== DESCRIPTION OF THE TASK ==
Each record below is to be copied word for word, with pictures removed.

— Start DATA FOR PROCESSING —

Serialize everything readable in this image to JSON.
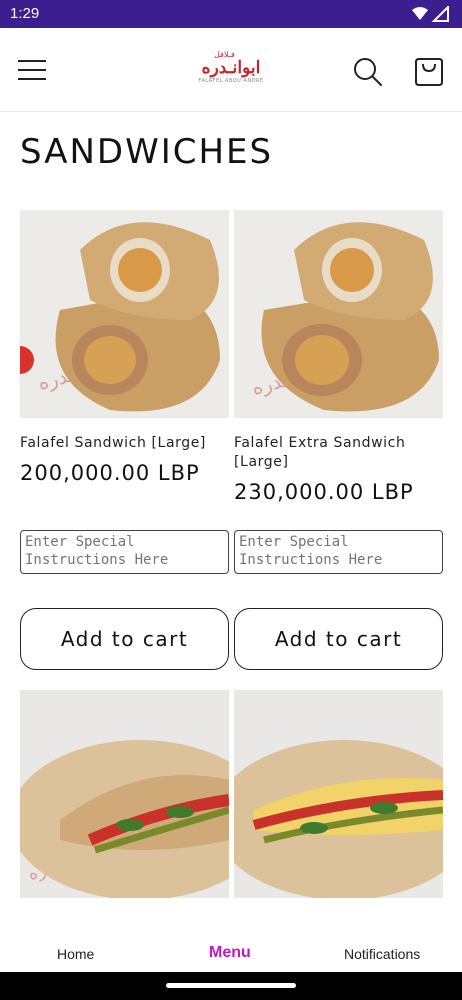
{
  "status": {
    "time": "1:29"
  },
  "header": {
    "logo_arabic": "ابوانـدره",
    "logo_top": "فـلافل",
    "logo_sub": "FALAFEL ABOU ANDRE"
  },
  "page": {
    "title": "SANDWICHES"
  },
  "products": [
    {
      "name": "Falafel Sandwich [Large]",
      "price": "200,000.00 LBP",
      "notes_placeholder": "Enter Special Instructions Here",
      "add_label": "Add to cart"
    },
    {
      "name": "Falafel Extra Sandwich [Large]",
      "price": "230,000.00 LBP",
      "notes_placeholder": "Enter Special Instructions Here",
      "add_label": "Add to cart"
    },
    {
      "name": "",
      "price": ""
    },
    {
      "name": "",
      "price": ""
    }
  ],
  "bottom_nav": {
    "home": "Home",
    "menu": "Menu",
    "notifications": "Notifications"
  },
  "colors": {
    "status_bar": "#3b1f8f",
    "accent": "#c01ab8",
    "logo_red": "#c9252c"
  },
  "icons": [
    "menu-icon",
    "search-icon",
    "cart-icon",
    "wifi-icon",
    "signal-icon"
  ]
}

— End DATA FOR PROCESSING —

== SOLUTION TO THIS PROBLEM ==
Serialize everything readable in this image to JSON.
{
  "status": {
    "time": "1:29"
  },
  "header": {
    "logo_arabic": "ابوانـدره",
    "logo_top": "فـلافل",
    "logo_sub": "FALAFEL ABOU ANDRE"
  },
  "page": {
    "title": "SANDWICHES"
  },
  "products": [
    {
      "name": "Falafel Sandwich [Large]",
      "price": "200,000.00 LBP",
      "notes_placeholder": "Enter Special Instructions Here",
      "add_label": "Add to cart"
    },
    {
      "name": "Falafel Extra Sandwich [Large]",
      "price": "230,000.00 LBP",
      "notes_placeholder": "Enter Special Instructions Here",
      "add_label": "Add to cart"
    },
    {
      "name": "",
      "price": ""
    },
    {
      "name": "",
      "price": ""
    }
  ],
  "bottom_nav": {
    "home": "Home",
    "menu": "Menu",
    "notifications": "Notifications"
  },
  "colors": {
    "status_bar": "#3b1f8f",
    "accent": "#c01ab8",
    "logo_red": "#c9252c"
  },
  "icons": [
    "menu-icon",
    "search-icon",
    "cart-icon",
    "wifi-icon",
    "signal-icon"
  ]
}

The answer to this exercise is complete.